→ **Task statement**: Hunt for the word "xlabel" across the entries below, copying each line that holds it.

→ **Provided entries**:
• • • • • • •

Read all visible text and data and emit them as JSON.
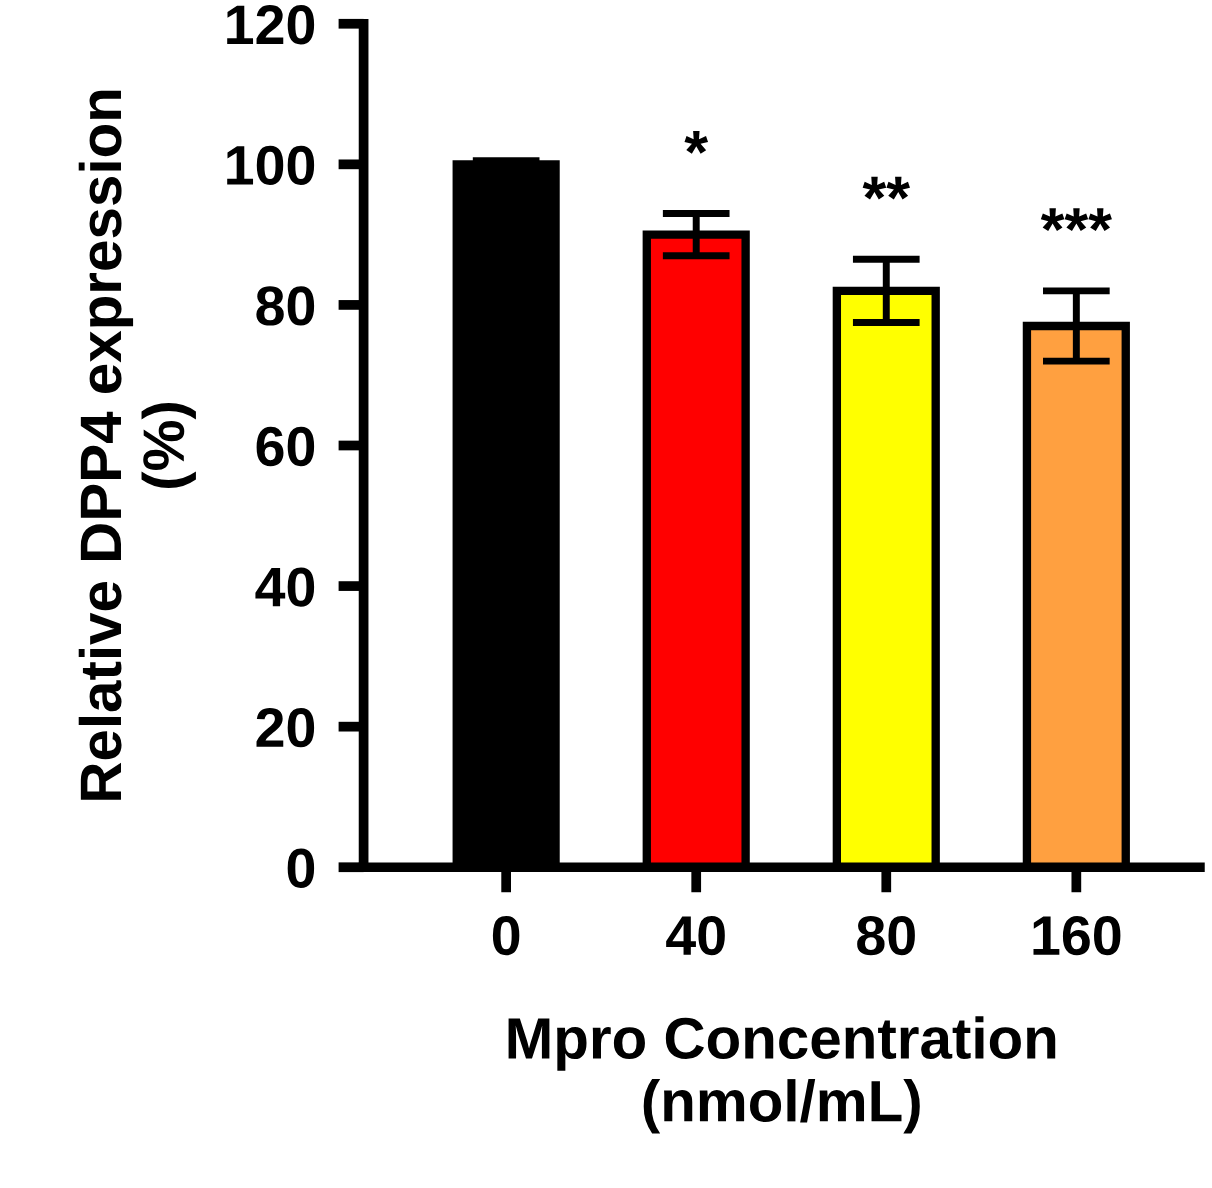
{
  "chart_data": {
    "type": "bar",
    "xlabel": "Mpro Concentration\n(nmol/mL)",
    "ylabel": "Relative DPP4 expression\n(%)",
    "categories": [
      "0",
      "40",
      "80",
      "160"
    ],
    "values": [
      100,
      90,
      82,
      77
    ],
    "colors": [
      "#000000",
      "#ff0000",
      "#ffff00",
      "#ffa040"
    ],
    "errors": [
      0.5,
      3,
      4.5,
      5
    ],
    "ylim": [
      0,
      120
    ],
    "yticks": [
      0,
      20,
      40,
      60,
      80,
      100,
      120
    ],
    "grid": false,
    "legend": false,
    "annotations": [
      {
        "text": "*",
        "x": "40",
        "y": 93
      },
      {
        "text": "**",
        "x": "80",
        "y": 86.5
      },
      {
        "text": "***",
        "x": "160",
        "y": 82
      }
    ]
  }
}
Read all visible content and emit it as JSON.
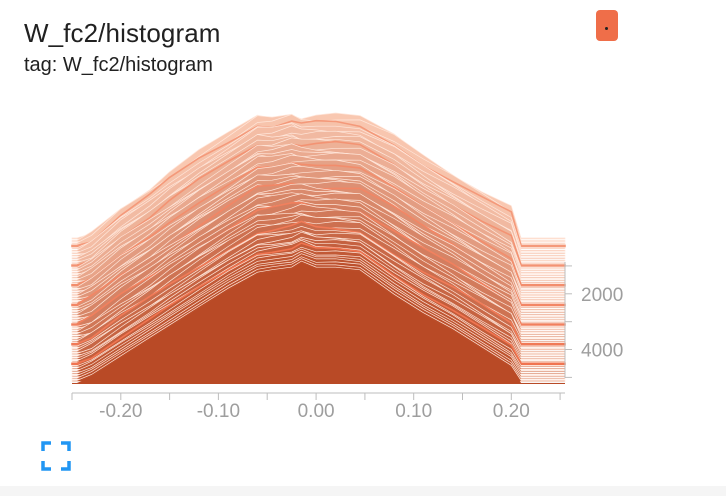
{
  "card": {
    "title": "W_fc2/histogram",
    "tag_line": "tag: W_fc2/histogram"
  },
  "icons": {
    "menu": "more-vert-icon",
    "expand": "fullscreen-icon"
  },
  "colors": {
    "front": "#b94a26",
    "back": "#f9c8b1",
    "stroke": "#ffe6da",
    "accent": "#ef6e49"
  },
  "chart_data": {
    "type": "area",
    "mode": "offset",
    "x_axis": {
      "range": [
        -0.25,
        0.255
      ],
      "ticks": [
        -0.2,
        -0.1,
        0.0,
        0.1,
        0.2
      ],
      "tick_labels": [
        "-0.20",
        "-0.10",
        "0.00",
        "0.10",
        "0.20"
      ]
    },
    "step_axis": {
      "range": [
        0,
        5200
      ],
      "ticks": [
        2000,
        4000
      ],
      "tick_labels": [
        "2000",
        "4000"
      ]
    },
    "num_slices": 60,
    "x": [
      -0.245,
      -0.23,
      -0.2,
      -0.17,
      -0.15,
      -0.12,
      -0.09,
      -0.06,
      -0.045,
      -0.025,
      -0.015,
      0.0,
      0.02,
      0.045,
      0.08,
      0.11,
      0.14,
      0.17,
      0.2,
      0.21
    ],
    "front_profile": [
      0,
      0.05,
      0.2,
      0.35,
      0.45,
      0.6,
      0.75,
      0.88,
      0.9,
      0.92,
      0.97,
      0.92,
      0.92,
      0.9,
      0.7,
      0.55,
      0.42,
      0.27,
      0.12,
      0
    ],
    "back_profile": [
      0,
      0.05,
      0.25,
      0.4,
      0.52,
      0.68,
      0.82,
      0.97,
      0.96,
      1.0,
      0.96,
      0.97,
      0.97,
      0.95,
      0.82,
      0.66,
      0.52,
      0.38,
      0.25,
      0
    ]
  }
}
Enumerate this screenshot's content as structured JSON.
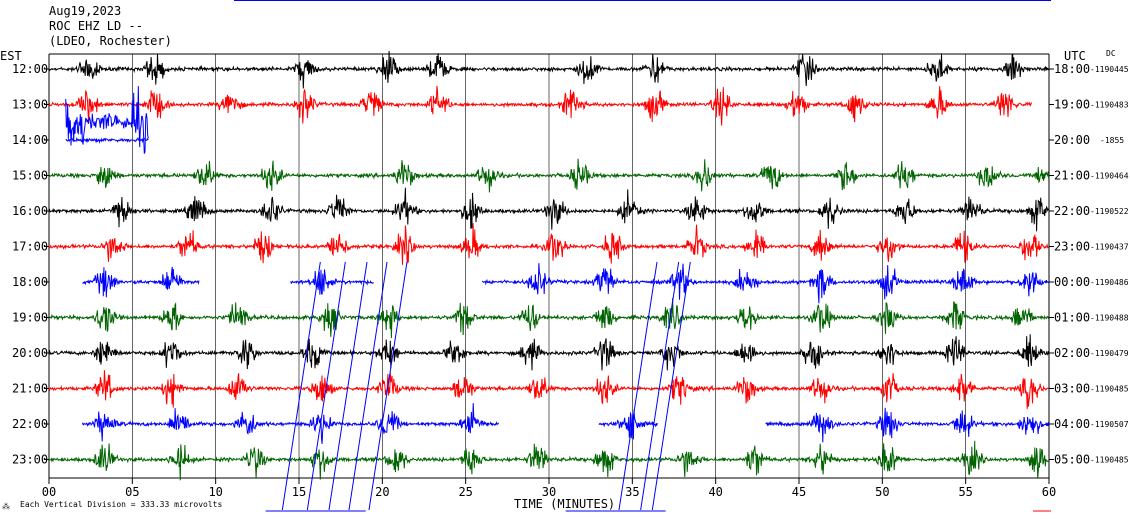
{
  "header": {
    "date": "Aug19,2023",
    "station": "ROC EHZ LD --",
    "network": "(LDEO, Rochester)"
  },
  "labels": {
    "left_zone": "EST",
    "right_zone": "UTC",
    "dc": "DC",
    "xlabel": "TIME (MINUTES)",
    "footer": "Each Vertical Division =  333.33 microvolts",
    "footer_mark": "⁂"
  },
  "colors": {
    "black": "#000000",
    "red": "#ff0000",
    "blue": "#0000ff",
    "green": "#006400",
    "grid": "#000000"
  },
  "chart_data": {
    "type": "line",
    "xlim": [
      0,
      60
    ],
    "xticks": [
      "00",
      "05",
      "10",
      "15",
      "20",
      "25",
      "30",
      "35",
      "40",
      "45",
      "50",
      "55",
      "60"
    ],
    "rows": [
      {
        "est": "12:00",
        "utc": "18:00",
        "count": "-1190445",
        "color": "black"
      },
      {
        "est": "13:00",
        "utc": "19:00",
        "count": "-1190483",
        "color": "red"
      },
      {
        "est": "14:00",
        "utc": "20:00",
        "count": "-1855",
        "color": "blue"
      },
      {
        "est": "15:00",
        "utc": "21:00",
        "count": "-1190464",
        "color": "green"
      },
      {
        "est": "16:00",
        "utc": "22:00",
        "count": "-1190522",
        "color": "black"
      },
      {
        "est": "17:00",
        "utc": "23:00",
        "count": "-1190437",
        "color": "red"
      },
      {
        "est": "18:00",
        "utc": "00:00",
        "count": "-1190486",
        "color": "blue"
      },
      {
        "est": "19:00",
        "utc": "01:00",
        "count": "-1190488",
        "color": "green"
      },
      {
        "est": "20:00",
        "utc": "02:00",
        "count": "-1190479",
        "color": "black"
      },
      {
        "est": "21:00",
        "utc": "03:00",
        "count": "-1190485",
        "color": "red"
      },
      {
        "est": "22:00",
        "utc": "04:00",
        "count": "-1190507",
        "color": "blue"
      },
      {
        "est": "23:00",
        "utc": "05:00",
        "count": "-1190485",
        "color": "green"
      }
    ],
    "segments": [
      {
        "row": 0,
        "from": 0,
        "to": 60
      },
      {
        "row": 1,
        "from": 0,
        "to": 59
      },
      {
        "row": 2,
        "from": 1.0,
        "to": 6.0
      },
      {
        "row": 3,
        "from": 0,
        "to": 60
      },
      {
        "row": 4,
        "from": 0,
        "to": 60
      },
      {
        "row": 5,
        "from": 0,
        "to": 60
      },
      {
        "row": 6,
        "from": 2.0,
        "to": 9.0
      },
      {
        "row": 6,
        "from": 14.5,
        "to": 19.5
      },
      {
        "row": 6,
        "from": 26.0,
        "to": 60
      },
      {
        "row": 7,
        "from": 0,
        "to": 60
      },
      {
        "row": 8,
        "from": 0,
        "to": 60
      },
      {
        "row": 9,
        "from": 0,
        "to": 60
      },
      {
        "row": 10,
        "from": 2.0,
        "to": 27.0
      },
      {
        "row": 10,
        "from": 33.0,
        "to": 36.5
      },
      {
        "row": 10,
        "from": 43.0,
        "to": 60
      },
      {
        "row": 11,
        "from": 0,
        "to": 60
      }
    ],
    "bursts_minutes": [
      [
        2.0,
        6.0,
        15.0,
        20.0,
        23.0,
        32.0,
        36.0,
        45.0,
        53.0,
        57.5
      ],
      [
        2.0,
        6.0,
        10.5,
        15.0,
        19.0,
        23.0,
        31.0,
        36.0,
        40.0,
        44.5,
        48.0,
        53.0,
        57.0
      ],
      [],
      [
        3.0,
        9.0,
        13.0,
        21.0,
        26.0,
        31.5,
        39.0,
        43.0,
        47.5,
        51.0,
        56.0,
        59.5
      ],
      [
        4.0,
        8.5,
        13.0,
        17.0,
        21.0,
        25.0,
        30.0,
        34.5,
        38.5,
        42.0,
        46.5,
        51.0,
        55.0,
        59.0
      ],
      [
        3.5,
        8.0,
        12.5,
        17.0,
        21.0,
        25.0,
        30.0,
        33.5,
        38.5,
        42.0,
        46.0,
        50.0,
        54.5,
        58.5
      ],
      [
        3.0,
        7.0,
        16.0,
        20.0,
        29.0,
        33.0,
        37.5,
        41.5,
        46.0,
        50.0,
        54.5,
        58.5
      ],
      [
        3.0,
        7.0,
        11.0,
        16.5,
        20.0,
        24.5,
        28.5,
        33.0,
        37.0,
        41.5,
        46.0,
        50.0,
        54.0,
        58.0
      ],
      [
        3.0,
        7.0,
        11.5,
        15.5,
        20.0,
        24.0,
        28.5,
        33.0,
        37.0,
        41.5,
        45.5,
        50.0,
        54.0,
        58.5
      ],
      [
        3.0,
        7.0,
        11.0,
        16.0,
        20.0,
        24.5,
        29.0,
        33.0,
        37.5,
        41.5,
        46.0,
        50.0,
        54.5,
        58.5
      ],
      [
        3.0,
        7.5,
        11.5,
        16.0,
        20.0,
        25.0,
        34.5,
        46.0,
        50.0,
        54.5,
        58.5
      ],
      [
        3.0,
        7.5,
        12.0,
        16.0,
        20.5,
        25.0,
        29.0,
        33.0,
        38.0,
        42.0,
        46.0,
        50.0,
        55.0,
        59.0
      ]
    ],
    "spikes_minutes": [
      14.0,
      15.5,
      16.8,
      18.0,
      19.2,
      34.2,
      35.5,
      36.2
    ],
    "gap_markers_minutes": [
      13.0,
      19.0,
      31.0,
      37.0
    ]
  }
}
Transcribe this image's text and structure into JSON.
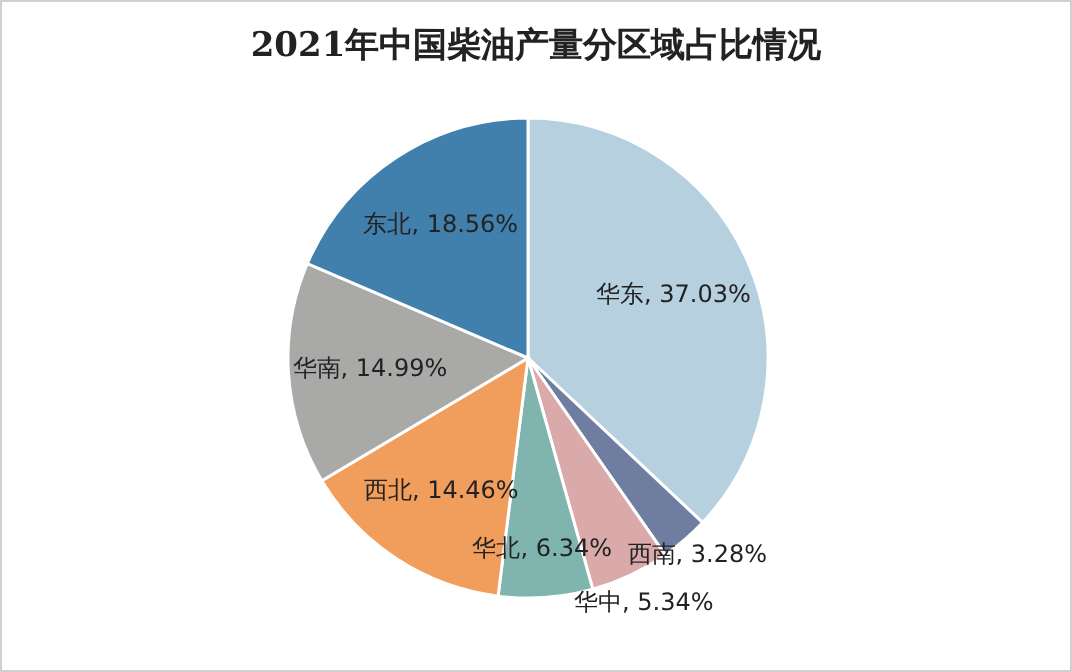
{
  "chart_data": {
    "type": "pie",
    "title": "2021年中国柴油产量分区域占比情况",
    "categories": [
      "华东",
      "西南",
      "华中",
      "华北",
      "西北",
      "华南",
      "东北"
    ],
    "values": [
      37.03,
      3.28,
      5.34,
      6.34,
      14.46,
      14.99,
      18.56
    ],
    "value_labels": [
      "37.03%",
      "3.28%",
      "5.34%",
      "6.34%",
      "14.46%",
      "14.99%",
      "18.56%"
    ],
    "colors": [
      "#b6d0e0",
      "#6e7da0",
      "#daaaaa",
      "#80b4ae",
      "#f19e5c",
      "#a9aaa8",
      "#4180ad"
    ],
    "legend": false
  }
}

• • • • • • •

→ **Task response**:
    "xlabel": "Mpro Concentration\n(nmol/mL)",
    "xlabel": "TIME (MINUTES)",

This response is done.